→ JOB
Show, in full, each line of the data that contains "coordinación".

(Dataset records)
———
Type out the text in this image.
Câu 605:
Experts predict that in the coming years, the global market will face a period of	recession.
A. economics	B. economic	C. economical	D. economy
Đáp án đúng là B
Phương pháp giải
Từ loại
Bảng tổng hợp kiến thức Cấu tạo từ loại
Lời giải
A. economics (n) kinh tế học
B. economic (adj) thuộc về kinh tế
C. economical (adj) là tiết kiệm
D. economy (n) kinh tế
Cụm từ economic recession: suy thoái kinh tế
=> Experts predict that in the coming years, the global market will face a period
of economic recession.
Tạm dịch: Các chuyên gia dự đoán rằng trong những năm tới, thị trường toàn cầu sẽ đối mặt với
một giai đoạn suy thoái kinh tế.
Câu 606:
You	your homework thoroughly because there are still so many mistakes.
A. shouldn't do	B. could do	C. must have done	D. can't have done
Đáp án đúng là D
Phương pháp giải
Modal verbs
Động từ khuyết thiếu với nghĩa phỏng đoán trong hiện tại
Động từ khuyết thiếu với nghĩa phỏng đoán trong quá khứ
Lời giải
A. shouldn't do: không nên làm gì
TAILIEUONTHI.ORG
———
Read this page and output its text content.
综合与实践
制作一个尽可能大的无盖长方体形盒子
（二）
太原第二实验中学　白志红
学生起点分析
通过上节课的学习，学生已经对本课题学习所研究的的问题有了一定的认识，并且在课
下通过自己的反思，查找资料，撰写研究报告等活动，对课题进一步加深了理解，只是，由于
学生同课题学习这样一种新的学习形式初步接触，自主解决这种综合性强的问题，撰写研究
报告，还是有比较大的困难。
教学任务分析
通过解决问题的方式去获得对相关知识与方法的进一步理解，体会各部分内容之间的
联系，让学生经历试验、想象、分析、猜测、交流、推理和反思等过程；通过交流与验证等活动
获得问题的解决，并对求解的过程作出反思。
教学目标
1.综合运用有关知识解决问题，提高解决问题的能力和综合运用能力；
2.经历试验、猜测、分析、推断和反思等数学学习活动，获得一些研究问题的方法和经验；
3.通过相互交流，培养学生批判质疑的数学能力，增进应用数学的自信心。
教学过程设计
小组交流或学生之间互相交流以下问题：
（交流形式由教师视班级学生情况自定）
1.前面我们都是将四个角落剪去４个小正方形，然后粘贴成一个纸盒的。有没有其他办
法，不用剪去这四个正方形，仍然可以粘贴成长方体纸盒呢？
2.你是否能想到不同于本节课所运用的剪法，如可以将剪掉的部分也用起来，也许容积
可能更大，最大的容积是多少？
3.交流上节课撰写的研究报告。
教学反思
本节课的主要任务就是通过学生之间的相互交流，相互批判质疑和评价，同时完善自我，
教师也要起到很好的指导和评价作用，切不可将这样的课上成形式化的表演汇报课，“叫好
———
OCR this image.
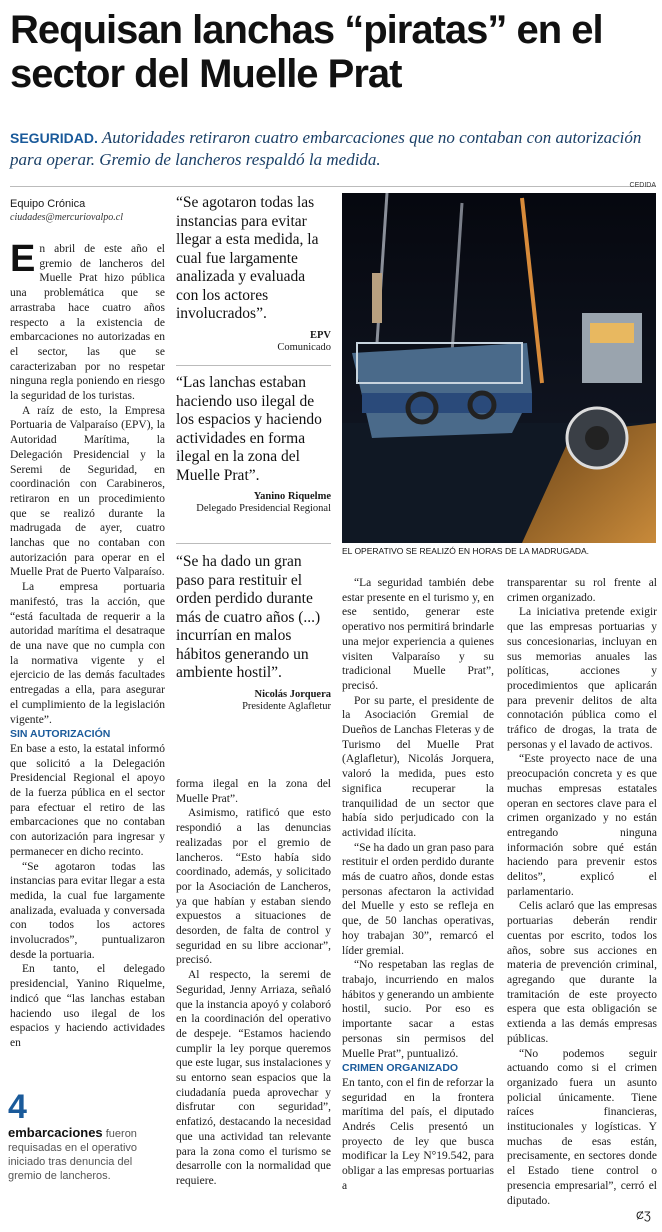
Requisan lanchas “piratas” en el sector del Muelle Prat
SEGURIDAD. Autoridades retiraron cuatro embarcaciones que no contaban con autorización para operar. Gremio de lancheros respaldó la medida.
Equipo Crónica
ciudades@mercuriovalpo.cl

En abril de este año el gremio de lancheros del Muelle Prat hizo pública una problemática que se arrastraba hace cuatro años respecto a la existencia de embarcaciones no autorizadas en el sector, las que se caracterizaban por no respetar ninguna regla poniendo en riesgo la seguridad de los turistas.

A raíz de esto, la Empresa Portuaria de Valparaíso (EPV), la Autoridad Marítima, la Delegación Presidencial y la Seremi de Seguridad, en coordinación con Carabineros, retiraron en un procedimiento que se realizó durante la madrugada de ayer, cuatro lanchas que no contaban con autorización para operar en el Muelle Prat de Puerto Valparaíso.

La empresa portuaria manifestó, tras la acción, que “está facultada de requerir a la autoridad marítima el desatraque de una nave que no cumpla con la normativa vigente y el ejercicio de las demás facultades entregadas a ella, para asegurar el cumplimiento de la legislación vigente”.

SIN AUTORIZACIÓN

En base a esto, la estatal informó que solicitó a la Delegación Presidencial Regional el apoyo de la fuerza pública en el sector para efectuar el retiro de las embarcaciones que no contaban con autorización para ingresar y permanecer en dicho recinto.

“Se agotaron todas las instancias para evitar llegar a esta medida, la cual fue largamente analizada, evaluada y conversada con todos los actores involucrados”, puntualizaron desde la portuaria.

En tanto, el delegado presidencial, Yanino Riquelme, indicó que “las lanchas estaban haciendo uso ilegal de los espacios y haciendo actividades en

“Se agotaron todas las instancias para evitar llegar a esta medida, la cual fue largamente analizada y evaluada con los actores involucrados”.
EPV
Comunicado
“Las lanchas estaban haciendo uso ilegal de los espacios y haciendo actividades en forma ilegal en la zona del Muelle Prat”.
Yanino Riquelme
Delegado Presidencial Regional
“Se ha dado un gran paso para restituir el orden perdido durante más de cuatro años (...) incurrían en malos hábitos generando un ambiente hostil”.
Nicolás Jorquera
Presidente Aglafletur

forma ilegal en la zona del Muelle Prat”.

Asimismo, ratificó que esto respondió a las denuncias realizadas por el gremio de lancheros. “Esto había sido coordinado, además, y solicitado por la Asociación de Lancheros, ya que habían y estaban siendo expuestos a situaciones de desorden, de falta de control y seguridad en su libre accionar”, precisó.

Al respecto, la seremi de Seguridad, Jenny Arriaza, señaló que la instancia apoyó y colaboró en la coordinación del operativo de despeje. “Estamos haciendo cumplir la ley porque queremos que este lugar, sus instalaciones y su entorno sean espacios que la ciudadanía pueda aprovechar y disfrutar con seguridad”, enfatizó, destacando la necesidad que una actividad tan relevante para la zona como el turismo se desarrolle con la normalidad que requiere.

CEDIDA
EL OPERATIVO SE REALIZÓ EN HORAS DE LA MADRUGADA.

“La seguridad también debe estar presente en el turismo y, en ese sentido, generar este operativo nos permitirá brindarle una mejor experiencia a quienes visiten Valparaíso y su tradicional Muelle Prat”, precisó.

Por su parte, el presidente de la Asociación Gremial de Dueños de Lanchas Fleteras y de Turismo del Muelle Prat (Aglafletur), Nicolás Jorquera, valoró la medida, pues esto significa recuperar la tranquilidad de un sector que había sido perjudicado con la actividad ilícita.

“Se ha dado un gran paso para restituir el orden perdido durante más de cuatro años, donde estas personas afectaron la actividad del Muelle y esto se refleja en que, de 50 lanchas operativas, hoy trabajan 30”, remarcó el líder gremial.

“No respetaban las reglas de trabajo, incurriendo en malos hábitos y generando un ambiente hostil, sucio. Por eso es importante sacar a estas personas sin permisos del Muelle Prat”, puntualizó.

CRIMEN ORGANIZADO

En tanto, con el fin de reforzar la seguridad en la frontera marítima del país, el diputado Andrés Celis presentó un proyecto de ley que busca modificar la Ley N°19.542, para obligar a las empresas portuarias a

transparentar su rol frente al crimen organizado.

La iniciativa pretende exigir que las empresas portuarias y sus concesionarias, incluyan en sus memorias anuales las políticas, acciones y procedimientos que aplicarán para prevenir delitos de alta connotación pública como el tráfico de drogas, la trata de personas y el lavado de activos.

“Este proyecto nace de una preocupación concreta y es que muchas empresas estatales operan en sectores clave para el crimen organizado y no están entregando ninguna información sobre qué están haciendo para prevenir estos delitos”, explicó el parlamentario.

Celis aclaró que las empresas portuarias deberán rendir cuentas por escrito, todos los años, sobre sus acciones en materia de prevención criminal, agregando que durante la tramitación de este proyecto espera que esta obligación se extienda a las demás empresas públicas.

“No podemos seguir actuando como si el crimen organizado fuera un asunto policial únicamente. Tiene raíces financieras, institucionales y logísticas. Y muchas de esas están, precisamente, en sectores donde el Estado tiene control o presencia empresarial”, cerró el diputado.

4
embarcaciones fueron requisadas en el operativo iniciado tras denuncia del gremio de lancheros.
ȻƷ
———
→ TASK OUTPUT
A raíz de esto, la Empresa Portuaria de Valparaíso (EPV), la Autoridad Marítima, la Delegación Presidencial y la Seremi de Seguridad, en coordinación con Carabineros, retiraron en un procedimiento que se realizó durante la madrugada de ayer, cuatro lanchas que no contaban con autorización para operar en el Muelle Prat de Puerto Valparaíso.
Al respecto, la seremi de Seguridad, Jenny Arriaza, señaló que la instancia apoyó y colaboró en la coordinación del operativo de despeje. “Estamos haciendo cumplir la ley porque queremos que este lugar, sus instalaciones y su entorno sean espacios que la ciudadanía pueda aprovechar y disfrutar con seguridad”, enfatizó, destacando la necesidad que una actividad tan relevante para la zona como el turismo se desarrolle con la normalidad que requiere.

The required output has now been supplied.